Task details: Below is a listing to transcribe in full and exactly; keep the pictures out.

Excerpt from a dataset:

▬▬▬▬▬▬▬▬▬▬

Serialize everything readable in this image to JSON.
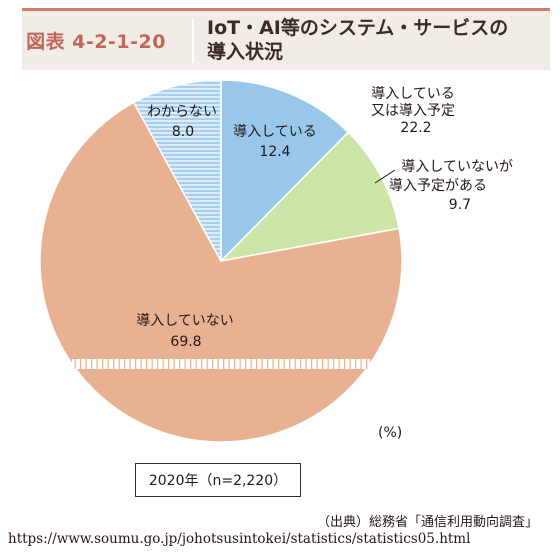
{
  "header": {
    "figure_number": "図表 4-2-1-20",
    "title_line1": "IoT・AI等のシステム・サービスの",
    "title_line2": "導入状況"
  },
  "chart_data": {
    "type": "pie",
    "unit": "(%)",
    "group_label": "導入している又は導入予定",
    "group_value": "22.2",
    "slices": [
      {
        "label": "導入している",
        "value": 12.4,
        "color": "#98c7ea"
      },
      {
        "label": "導入していないが導入予定がある",
        "label_lines": [
          "導入していないが",
          "導入予定がある"
        ],
        "value": 9.7,
        "color": "#cde5a7"
      },
      {
        "label": "導入していない",
        "value": 69.8,
        "color": "#e8b292"
      },
      {
        "label": "わからない",
        "value": 8.0,
        "color": "#a9cfee"
      }
    ]
  },
  "footer": {
    "year_label": "2020年（n=2,220）",
    "source": "（出典）総務省「通信利用動向調査」",
    "url": "https://www.soumu.go.jp/johotsusintokei/statistics/statistics05.html"
  }
}
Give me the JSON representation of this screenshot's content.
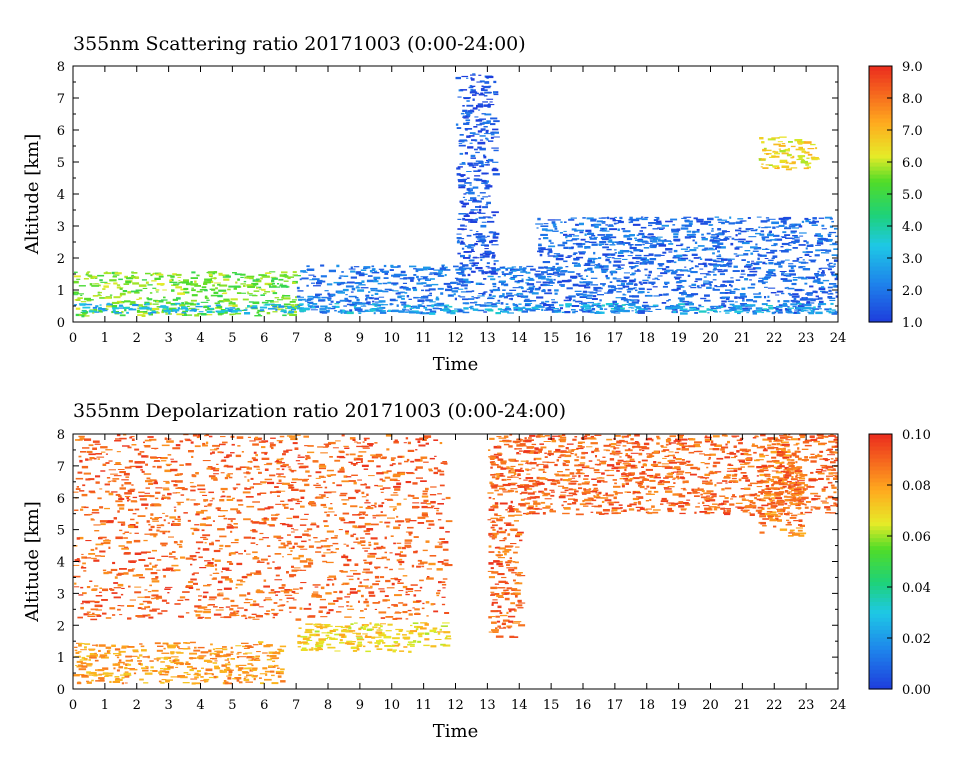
{
  "chart_data": [
    {
      "type": "heatmap",
      "title": "355nm Scattering ratio  20171003 (0:00-24:00)",
      "xlabel": "Time",
      "ylabel": "Altitude [km]",
      "xlim": [
        0,
        24
      ],
      "ylim": [
        0,
        8
      ],
      "x_ticks": [
        "0",
        "1",
        "2",
        "3",
        "4",
        "5",
        "6",
        "7",
        "8",
        "9",
        "10",
        "11",
        "12",
        "13",
        "14",
        "15",
        "16",
        "17",
        "18",
        "19",
        "20",
        "21",
        "22",
        "23",
        "24"
      ],
      "y_ticks": [
        "0",
        "1",
        "2",
        "3",
        "4",
        "5",
        "6",
        "7",
        "8"
      ],
      "colorbar": {
        "min": 1.0,
        "max": 9.0,
        "ticks": [
          "1.0",
          "2.0",
          "3.0",
          "4.0",
          "5.0",
          "6.0",
          "7.0",
          "8.0",
          "9.0"
        ],
        "colormap": "rainbow blue-cyan-green-yellow-orange-red"
      },
      "features": [
        {
          "time": [
            0,
            7
          ],
          "altitude": [
            0.2,
            1.6
          ],
          "value": 5.5
        },
        {
          "time": [
            7,
            14.5
          ],
          "altitude": [
            0.3,
            1.8
          ],
          "value": 2.0
        },
        {
          "time": [
            14.5,
            24
          ],
          "altitude": [
            0.3,
            3.3
          ],
          "value": 1.8
        },
        {
          "time": [
            0,
            24
          ],
          "altitude": [
            0.3,
            0.6
          ],
          "value": 3.0
        },
        {
          "time": [
            12,
            13.2
          ],
          "altitude": [
            1.5,
            7.8
          ],
          "value": 1.5
        },
        {
          "time": [
            21.5,
            23.3
          ],
          "altitude": [
            4.8,
            5.8
          ],
          "value": 6.5
        }
      ]
    },
    {
      "type": "heatmap",
      "title": "355nm Depolarization ratio  20171003 (0:00-24:00)",
      "xlabel": "Time",
      "ylabel": "Altitude [km]",
      "xlim": [
        0,
        24
      ],
      "ylim": [
        0,
        8
      ],
      "x_ticks": [
        "0",
        "1",
        "2",
        "3",
        "4",
        "5",
        "6",
        "7",
        "8",
        "9",
        "10",
        "11",
        "12",
        "13",
        "14",
        "15",
        "16",
        "17",
        "18",
        "19",
        "20",
        "21",
        "22",
        "23",
        "24"
      ],
      "y_ticks": [
        "0",
        "1",
        "2",
        "3",
        "4",
        "5",
        "6",
        "7",
        "8"
      ],
      "colorbar": {
        "min": 0.0,
        "max": 0.1,
        "ticks": [
          "0.00",
          "0.02",
          "0.04",
          "0.06",
          "0.08",
          "0.10"
        ],
        "colormap": "rainbow blue-cyan-green-yellow-orange-red"
      },
      "features": [
        {
          "time": [
            0,
            11.7
          ],
          "altitude": [
            2.2,
            8.0
          ],
          "value": 0.09
        },
        {
          "time": [
            0,
            6.5
          ],
          "altitude": [
            0.2,
            1.5
          ],
          "value": 0.08
        },
        {
          "time": [
            7,
            11.7
          ],
          "altitude": [
            1.2,
            2.1
          ],
          "value": 0.07
        },
        {
          "time": [
            13,
            14
          ],
          "altitude": [
            1.6,
            8.0
          ],
          "value": 0.09
        },
        {
          "time": [
            21.5,
            22.8
          ],
          "altitude": [
            4.8,
            8.0
          ],
          "value": 0.085
        },
        {
          "time": [
            14,
            24
          ],
          "altitude": [
            5.5,
            8.0
          ],
          "value": 0.09
        }
      ]
    }
  ]
}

▬▬▬▬▬▬▬▬▬▬

Answer in full:
Serialize everything readable in this image to JSON.
{
  "header": {
    "figure_number": "図表 4-2-1-20",
    "title_line1": "IoT・AI等のシステム・サービスの",
    "title_line2": "導入状況"
  },
  "chart_data": {
    "type": "pie",
    "unit": "(%)",
    "group_label": "導入している又は導入予定",
    "group_value": "22.2",
    "slices": [
      {
        "label": "導入している",
        "value": 12.4,
        "color": "#98c7ea"
      },
      {
        "label": "導入していないが導入予定がある",
        "label_lines": [
          "導入していないが",
          "導入予定がある"
        ],
        "value": 9.7,
        "color": "#cde5a7"
      },
      {
        "label": "導入していない",
        "value": 69.8,
        "color": "#e8b292"
      },
      {
        "label": "わからない",
        "value": 8.0,
        "color": "#a9cfee"
      }
    ]
  },
  "footer": {
    "year_label": "2020年（n=2,220）",
    "source": "（出典）総務省「通信利用動向調査」",
    "url": "https://www.soumu.go.jp/johotsusintokei/statistics/statistics05.html"
  }
}
Give me the JSON representation of this screenshot's content.
{
  "chart_data": [
    {
      "type": "heatmap",
      "title": "355nm Scattering ratio  20171003 (0:00-24:00)",
      "xlabel": "Time",
      "ylabel": "Altitude [km]",
      "xlim": [
        0,
        24
      ],
      "ylim": [
        0,
        8
      ],
      "x_ticks": [
        "0",
        "1",
        "2",
        "3",
        "4",
        "5",
        "6",
        "7",
        "8",
        "9",
        "10",
        "11",
        "12",
        "13",
        "14",
        "15",
        "16",
        "17",
        "18",
        "19",
        "20",
        "21",
        "22",
        "23",
        "24"
      ],
      "y_ticks": [
        "0",
        "1",
        "2",
        "3",
        "4",
        "5",
        "6",
        "7",
        "8"
      ],
      "colorbar": {
        "min": 1.0,
        "max": 9.0,
        "ticks": [
          "1.0",
          "2.0",
          "3.0",
          "4.0",
          "5.0",
          "6.0",
          "7.0",
          "8.0",
          "9.0"
        ],
        "colormap": "rainbow blue-cyan-green-yellow-orange-red"
      },
      "features": [
        {
          "time": [
            0,
            7
          ],
          "altitude": [
            0.2,
            1.6
          ],
          "value": 5.5
        },
        {
          "time": [
            7,
            14.5
          ],
          "altitude": [
            0.3,
            1.8
          ],
          "value": 2.0
        },
        {
          "time": [
            14.5,
            24
          ],
          "altitude": [
            0.3,
            3.3
          ],
          "value": 1.8
        },
        {
          "time": [
            0,
            24
          ],
          "altitude": [
            0.3,
            0.6
          ],
          "value": 3.0
        },
        {
          "time": [
            12,
            13.2
          ],
          "altitude": [
            1.5,
            7.8
          ],
          "value": 1.5
        },
        {
          "time": [
            21.5,
            23.3
          ],
          "altitude": [
            4.8,
            5.8
          ],
          "value": 6.5
        }
      ]
    },
    {
      "type": "heatmap",
      "title": "355nm Depolarization ratio  20171003 (0:00-24:00)",
      "xlabel": "Time",
      "ylabel": "Altitude [km]",
      "xlim": [
        0,
        24
      ],
      "ylim": [
        0,
        8
      ],
      "x_ticks": [
        "0",
        "1",
        "2",
        "3",
        "4",
        "5",
        "6",
        "7",
        "8",
        "9",
        "10",
        "11",
        "12",
        "13",
        "14",
        "15",
        "16",
        "17",
        "18",
        "19",
        "20",
        "21",
        "22",
        "23",
        "24"
      ],
      "y_ticks": [
        "0",
        "1",
        "2",
        "3",
        "4",
        "5",
        "6",
        "7",
        "8"
      ],
      "colorbar": {
        "min": 0.0,
        "max": 0.1,
        "ticks": [
          "0.00",
          "0.02",
          "0.04",
          "0.06",
          "0.08",
          "0.10"
        ],
        "colormap": "rainbow blue-cyan-green-yellow-orange-red"
      },
      "features": [
        {
          "time": [
            0,
            11.7
          ],
          "altitude": [
            2.2,
            8.0
          ],
          "value": 0.09
        },
        {
          "time": [
            0,
            6.5
          ],
          "altitude": [
            0.2,
            1.5
          ],
          "value": 0.08
        },
        {
          "time": [
            7,
            11.7
          ],
          "altitude": [
            1.2,
            2.1
          ],
          "value": 0.07
        },
        {
          "time": [
            13,
            14
          ],
          "altitude": [
            1.6,
            8.0
          ],
          "value": 0.09
        },
        {
          "time": [
            21.5,
            22.8
          ],
          "altitude": [
            4.8,
            8.0
          ],
          "value": 0.085
        },
        {
          "time": [
            14,
            24
          ],
          "altitude": [
            5.5,
            8.0
          ],
          "value": 0.09
        }
      ]
    }
  ]
}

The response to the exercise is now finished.